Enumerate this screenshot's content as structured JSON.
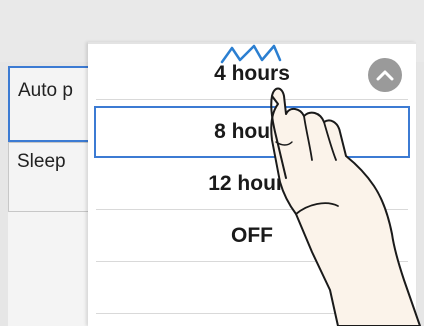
{
  "background_menu": {
    "items": [
      {
        "label": "Auto p"
      },
      {
        "label": "Sleep"
      }
    ]
  },
  "dropdown": {
    "options": [
      {
        "label": "4 hours"
      },
      {
        "label": "8 hours"
      },
      {
        "label": "12 hours"
      },
      {
        "label": "OFF"
      }
    ],
    "selected": "8 hours"
  },
  "icons": {
    "scroll_up": "chevron-up-icon",
    "tap_indicator": "tap-indicator-icon",
    "pointer": "hand-pointer-icon"
  },
  "colors": {
    "selection_border": "#3c7bd3",
    "scroll_button": "#9a9a9a",
    "tap_indicator": "#2b7fd1"
  }
}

EXERCISE PROMPT:
Every record is to be reproduced exactly, with no pictures included.

COMPLETE OUTPUT:
Enumerate this screenshot's content as structured JSON.
{
  "background_menu": {
    "items": [
      {
        "label": "Auto p"
      },
      {
        "label": "Sleep"
      }
    ]
  },
  "dropdown": {
    "options": [
      {
        "label": "4 hours"
      },
      {
        "label": "8 hours"
      },
      {
        "label": "12 hours"
      },
      {
        "label": "OFF"
      }
    ],
    "selected": "8 hours"
  },
  "icons": {
    "scroll_up": "chevron-up-icon",
    "tap_indicator": "tap-indicator-icon",
    "pointer": "hand-pointer-icon"
  },
  "colors": {
    "selection_border": "#3c7bd3",
    "scroll_button": "#9a9a9a",
    "tap_indicator": "#2b7fd1"
  }
}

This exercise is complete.